**The request**
Copy the data word for word, keeping every line.

====== Data listing

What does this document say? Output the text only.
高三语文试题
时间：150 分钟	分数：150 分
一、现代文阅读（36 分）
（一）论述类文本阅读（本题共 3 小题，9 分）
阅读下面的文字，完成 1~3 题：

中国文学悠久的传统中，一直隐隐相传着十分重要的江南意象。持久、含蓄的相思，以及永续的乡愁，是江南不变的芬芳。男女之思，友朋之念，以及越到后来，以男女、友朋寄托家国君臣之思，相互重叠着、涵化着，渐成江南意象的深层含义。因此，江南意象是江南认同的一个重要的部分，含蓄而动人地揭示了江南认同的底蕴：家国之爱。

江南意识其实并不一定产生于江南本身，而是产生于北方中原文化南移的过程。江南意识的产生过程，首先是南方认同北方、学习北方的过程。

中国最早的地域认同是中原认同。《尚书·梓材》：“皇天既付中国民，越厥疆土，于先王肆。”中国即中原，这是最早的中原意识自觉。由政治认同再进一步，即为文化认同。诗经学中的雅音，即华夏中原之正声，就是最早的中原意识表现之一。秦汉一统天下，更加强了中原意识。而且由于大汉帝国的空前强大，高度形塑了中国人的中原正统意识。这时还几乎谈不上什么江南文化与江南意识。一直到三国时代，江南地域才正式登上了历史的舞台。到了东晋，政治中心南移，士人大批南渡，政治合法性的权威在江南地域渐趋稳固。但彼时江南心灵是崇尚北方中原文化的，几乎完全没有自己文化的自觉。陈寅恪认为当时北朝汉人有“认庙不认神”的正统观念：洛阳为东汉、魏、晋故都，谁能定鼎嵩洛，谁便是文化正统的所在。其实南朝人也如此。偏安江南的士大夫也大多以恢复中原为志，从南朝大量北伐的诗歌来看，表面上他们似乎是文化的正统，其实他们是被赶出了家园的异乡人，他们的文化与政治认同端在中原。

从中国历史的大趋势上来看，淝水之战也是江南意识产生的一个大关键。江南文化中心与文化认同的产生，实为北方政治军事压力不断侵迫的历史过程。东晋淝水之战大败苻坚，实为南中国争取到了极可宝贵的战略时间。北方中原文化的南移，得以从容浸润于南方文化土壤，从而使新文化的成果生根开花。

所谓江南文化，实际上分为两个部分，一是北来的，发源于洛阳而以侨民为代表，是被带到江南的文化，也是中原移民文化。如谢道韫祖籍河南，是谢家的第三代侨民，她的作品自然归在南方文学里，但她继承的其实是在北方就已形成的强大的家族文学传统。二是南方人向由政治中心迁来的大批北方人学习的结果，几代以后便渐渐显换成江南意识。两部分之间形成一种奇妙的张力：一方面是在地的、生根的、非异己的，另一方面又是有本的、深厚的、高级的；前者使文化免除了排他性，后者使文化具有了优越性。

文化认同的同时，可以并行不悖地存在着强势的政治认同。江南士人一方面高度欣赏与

============

**Complete output**
What does this document say? Output the text only.
高三语文试题
时间：150 分钟	分数：150 分
一、现代文阅读（36 分）
（一）论述类文本阅读（本题共 3 小题，9 分）
阅读下面的文字，完成 1~3 题：

中国文学悠久的传统中，一直隐隐相传着十分重要的江南意象。持久、含蓄的相思，以及永续的乡愁，是江南不变的芬芳。男女之思，友朋之念，以及越到后来，以男女、友朋寄托家国君臣之思，相互重叠着、涵化着，渐成江南意象的深层含义。因此，江南意象是江南认同的一个重要的部分，含蓄而动人地揭示了江南认同的底蕴：家国之爱。

江南意识其实并不一定产生于江南本身，而是产生于北方中原文化南移的过程。江南意识的产生过程，首先是南方认同北方、学习北方的过程。

中国最早的地域认同是中原认同。《尚书·梓材》：“皇天既付中国民，越厥疆土，于先王肆。”中国即中原，这是最早的中原意识自觉。由政治认同再进一步，即为文化认同。诗经学中的雅音，即华夏中原之正声，就是最早的中原意识表现之一。秦汉一统天下，更加强了中原意识。而且由于大汉帝国的空前强大，高度形塑了中国人的中原正统意识。这时还几乎谈不上什么江南文化与江南意识。一直到三国时代，江南地域才正式登上了历史的舞台。到了东晋，政治中心南移，士人大批南渡，政治合法性的权威在江南地域渐趋稳固。但彼时江南心灵是崇尚北方中原文化的，几乎完全没有自己文化的自觉。陈寅恪认为当时北朝汉人有“认庙不认神”的正统观念：洛阳为东汉、魏、晋故都，谁能定鼎嵩洛，谁便是文化正统的所在。其实南朝人也如此。偏安江南的士大夫也大多以恢复中原为志，从南朝大量北伐的诗歌来看，表面上他们似乎是文化的正统，其实他们是被赶出了家园的异乡人，他们的文化与政治认同端在中原。

从中国历史的大趋势上来看，淝水之战也是江南意识产生的一个大关键。江南文化中心与文化认同的产生，实为北方政治军事压力不断侵迫的历史过程。东晋淝水之战大败苻坚，实为南中国争取到了极可宝贵的战略时间。北方中原文化的南移，得以从容浸润于南方文化土壤，从而使新文化的成果生根开花。

所谓江南文化，实际上分为两个部分，一是北来的，发源于洛阳而以侨民为代表，是被带到江南的文化，也是中原移民文化。如谢道韫祖籍河南，是谢家的第三代侨民，她的作品自然归在南方文学里，但她继承的其实是在北方就已形成的强大的家族文学传统。二是南方人向由政治中心迁来的大批北方人学习的结果，几代以后便渐渐显换成江南意识。两部分之间形成一种奇妙的张力：一方面是在地的、生根的、非异己的，另一方面又是有本的、深厚的、高级的；前者使文化免除了排他性，后者使文化具有了优越性。

文化认同的同时，可以并行不悖地存在着强势的政治认同。江南士人一方面高度欣赏与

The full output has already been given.